►
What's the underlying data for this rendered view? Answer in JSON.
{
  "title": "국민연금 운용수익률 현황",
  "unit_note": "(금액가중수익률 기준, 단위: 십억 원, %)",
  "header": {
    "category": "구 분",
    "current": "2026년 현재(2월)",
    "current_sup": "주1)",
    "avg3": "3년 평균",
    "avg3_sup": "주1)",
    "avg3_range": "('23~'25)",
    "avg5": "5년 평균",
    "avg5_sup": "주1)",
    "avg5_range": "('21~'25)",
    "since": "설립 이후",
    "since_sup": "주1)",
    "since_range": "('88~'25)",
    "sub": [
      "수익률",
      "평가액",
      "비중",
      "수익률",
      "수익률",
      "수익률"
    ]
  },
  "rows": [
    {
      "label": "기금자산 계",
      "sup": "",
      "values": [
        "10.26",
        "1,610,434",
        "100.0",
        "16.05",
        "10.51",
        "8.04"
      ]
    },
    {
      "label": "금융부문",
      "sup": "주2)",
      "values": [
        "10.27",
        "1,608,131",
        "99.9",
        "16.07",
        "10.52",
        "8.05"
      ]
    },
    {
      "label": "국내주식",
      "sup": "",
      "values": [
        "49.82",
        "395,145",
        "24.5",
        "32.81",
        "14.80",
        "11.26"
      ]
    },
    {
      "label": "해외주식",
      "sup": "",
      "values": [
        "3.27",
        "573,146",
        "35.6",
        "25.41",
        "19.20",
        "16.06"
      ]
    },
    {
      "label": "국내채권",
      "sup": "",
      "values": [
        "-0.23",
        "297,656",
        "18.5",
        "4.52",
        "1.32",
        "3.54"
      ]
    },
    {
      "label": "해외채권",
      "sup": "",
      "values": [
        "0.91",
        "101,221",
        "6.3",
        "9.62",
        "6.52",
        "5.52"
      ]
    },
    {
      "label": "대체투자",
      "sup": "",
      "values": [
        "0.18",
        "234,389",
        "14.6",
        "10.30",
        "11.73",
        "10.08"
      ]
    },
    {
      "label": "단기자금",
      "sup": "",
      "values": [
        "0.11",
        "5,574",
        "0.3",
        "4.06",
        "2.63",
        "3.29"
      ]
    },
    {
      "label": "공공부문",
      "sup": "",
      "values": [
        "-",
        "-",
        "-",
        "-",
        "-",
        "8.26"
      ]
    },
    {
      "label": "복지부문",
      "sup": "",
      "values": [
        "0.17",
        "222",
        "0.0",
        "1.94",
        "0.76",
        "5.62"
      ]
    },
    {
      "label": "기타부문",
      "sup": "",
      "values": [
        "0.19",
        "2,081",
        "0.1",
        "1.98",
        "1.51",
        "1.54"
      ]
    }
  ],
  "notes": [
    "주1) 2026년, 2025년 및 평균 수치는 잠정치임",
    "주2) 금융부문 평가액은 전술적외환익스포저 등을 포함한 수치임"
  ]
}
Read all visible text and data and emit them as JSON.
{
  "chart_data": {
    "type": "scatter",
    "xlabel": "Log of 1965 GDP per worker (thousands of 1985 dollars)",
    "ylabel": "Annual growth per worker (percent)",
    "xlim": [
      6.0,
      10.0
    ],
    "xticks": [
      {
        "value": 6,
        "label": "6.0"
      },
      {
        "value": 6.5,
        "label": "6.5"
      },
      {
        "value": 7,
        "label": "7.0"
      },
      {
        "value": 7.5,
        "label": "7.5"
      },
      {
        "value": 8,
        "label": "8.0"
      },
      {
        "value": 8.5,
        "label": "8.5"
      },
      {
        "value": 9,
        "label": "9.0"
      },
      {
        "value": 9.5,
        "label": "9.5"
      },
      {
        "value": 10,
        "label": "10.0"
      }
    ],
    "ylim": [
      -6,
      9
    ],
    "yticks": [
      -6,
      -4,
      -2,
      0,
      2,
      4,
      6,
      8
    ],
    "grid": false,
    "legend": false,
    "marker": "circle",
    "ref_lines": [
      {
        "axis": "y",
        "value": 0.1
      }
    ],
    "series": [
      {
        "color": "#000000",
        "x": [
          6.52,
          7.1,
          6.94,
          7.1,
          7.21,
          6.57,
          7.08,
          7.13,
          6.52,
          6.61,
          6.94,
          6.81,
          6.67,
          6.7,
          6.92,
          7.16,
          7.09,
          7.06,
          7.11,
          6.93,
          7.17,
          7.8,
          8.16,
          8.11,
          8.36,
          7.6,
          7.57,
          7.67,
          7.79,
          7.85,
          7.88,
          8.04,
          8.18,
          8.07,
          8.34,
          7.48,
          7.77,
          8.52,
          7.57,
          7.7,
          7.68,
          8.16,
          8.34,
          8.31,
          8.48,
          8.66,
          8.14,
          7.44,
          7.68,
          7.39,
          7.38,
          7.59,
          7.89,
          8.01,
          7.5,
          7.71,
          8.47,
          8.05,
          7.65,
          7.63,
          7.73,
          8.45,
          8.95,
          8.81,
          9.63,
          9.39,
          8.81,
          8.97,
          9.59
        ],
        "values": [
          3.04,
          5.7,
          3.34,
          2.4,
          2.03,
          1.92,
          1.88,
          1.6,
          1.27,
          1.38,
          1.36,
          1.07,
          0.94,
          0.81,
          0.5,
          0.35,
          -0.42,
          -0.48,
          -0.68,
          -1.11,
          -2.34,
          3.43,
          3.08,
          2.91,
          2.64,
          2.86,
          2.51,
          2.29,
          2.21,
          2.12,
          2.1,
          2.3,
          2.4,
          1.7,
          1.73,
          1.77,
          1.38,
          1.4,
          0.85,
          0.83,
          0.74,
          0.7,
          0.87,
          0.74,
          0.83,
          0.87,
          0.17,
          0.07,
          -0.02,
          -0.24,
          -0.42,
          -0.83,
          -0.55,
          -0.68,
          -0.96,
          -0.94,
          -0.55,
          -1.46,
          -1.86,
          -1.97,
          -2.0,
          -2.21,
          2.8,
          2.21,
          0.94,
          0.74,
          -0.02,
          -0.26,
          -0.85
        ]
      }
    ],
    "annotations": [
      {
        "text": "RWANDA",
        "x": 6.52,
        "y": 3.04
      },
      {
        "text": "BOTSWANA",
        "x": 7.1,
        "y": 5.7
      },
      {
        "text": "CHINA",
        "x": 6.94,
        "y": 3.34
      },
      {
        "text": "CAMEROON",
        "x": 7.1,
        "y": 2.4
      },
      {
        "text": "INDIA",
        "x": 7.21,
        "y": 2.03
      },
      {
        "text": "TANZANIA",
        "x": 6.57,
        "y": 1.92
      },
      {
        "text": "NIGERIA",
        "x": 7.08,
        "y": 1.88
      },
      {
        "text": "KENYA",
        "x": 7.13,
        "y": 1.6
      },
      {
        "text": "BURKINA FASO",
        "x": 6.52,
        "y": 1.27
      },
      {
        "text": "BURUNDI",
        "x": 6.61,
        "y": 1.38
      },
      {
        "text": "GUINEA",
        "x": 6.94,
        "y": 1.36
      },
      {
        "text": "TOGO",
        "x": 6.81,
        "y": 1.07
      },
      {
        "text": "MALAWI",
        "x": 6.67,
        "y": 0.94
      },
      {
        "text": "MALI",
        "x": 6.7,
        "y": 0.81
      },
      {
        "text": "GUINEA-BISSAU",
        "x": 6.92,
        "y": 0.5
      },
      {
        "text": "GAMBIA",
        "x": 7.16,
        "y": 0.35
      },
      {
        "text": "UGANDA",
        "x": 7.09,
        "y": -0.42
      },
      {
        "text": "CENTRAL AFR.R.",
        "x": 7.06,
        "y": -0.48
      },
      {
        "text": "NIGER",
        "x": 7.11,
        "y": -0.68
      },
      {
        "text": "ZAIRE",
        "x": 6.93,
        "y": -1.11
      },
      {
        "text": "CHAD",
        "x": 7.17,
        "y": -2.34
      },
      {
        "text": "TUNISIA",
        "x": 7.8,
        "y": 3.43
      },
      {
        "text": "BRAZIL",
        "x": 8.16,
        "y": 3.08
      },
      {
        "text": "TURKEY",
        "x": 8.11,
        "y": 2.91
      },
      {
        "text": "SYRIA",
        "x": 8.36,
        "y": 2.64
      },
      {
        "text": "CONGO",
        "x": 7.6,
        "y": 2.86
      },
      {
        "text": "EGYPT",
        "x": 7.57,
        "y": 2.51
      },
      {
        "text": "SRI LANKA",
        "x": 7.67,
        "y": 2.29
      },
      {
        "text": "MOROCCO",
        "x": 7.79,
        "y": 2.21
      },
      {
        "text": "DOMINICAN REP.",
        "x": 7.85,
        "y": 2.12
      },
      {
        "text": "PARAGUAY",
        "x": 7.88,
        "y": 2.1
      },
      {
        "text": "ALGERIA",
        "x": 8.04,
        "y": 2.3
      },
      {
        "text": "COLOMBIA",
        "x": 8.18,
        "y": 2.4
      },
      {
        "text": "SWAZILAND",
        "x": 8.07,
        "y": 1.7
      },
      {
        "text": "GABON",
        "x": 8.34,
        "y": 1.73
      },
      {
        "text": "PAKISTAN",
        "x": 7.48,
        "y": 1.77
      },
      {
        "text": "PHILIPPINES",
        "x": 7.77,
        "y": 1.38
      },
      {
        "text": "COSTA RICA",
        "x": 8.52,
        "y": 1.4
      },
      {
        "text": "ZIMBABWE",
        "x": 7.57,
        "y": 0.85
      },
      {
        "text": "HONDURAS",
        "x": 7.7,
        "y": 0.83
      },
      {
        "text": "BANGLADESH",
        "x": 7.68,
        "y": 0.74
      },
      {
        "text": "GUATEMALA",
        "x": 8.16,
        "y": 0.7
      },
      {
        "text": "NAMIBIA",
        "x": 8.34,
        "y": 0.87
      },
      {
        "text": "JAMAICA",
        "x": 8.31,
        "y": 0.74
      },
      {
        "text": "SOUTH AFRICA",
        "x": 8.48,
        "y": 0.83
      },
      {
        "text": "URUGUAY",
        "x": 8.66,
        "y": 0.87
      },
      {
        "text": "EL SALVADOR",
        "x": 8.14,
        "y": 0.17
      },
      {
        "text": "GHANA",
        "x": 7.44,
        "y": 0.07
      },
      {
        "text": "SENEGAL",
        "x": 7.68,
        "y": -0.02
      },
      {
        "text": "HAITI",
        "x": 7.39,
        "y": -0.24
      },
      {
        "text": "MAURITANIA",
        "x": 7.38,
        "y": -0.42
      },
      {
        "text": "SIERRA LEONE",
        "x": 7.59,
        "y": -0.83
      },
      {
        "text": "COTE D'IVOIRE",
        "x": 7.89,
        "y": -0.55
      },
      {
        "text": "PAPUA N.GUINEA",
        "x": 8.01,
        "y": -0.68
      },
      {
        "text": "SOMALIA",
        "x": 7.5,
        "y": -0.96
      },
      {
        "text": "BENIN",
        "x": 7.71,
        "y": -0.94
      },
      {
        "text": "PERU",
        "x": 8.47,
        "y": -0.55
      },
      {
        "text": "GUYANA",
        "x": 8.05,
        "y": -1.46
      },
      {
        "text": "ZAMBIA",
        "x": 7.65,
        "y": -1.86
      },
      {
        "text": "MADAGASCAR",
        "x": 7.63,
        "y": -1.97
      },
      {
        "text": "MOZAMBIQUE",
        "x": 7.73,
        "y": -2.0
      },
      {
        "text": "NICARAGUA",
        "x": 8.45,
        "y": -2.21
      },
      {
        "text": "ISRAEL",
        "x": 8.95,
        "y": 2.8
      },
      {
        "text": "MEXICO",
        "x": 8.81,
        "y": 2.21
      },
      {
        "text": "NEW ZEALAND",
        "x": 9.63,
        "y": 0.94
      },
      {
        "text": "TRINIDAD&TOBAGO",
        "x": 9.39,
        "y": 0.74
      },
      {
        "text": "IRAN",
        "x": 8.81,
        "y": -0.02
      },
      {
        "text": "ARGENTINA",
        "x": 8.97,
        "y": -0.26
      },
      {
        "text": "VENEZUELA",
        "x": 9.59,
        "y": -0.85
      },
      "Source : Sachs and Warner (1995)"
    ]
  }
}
◄
§ **WHAT NEEDS TO BE DONE**:
Filter the entries down to the lines with the word "금융부문" in them.

§ **EXERCISE SOLUTION**:
      "label": "금융부문",
    "주2) 금융부문 평가액은 전술적외환익스포저 등을 포함한 수치임"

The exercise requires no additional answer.